→ **Brief**: Seek out every line containing the word "agressions", and copy each.

→ **Information given**:
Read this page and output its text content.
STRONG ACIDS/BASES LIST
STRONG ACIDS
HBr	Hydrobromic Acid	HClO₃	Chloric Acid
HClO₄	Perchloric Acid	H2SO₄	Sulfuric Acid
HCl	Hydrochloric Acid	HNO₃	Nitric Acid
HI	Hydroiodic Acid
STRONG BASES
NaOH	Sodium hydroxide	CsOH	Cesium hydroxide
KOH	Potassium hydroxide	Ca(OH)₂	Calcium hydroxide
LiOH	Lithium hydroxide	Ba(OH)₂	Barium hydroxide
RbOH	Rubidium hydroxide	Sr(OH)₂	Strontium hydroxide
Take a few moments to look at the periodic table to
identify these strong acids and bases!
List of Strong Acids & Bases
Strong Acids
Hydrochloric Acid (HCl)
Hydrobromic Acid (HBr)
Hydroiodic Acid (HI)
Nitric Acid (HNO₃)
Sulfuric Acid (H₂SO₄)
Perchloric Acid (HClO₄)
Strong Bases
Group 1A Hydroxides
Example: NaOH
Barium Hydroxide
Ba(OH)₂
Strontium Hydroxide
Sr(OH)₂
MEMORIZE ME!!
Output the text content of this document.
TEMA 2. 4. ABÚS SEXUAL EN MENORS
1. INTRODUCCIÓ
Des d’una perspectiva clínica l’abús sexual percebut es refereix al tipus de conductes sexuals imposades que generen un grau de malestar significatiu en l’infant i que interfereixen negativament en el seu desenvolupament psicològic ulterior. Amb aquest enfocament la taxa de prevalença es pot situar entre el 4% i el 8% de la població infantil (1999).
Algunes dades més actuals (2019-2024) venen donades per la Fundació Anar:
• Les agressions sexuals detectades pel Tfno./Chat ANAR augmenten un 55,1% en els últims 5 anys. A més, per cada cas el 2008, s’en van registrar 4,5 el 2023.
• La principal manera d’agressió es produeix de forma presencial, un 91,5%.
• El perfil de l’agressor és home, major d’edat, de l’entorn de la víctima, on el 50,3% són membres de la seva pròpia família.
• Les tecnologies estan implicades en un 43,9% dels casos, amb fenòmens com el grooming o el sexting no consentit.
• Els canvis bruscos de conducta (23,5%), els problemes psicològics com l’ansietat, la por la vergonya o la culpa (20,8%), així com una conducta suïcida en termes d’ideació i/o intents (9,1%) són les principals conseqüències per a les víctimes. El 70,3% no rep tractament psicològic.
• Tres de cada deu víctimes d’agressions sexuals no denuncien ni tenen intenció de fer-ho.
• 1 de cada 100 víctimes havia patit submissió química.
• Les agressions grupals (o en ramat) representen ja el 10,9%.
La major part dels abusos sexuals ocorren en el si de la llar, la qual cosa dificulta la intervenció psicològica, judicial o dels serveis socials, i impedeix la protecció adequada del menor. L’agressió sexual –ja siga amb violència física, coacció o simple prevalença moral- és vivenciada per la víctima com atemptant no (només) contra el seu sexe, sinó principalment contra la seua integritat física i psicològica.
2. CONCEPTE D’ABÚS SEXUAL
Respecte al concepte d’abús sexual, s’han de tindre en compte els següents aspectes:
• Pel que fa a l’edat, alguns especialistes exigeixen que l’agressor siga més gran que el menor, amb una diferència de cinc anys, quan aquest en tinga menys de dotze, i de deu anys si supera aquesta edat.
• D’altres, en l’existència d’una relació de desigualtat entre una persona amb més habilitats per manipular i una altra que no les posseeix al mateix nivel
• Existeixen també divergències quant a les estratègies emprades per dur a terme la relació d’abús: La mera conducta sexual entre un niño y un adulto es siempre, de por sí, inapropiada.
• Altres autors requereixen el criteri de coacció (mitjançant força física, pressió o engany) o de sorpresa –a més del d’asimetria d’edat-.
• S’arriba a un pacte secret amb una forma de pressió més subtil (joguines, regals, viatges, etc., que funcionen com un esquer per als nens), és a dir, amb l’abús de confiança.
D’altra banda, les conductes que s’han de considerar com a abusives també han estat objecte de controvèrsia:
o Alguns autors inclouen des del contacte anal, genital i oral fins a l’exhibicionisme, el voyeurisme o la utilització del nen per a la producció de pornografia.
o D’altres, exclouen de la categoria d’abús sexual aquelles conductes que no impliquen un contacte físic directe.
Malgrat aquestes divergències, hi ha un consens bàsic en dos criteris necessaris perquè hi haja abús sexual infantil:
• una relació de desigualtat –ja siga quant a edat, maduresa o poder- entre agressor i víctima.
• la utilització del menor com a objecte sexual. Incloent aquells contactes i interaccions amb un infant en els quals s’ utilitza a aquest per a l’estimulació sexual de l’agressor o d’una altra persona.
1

→ **Result**:
• Les agressions sexuals detectades pel Tfno./Chat ANAR augmenten un 55,1% en els últims 5 anys. A més, per cada cas el 2008, s’en van registrar 4,5 el 2023.
• Tres de cada deu víctimes d’agressions sexuals no denuncien ni tenen intenció de fer-ho.
• Les agressions grupals (o en ramat) representen ja el 10,9%.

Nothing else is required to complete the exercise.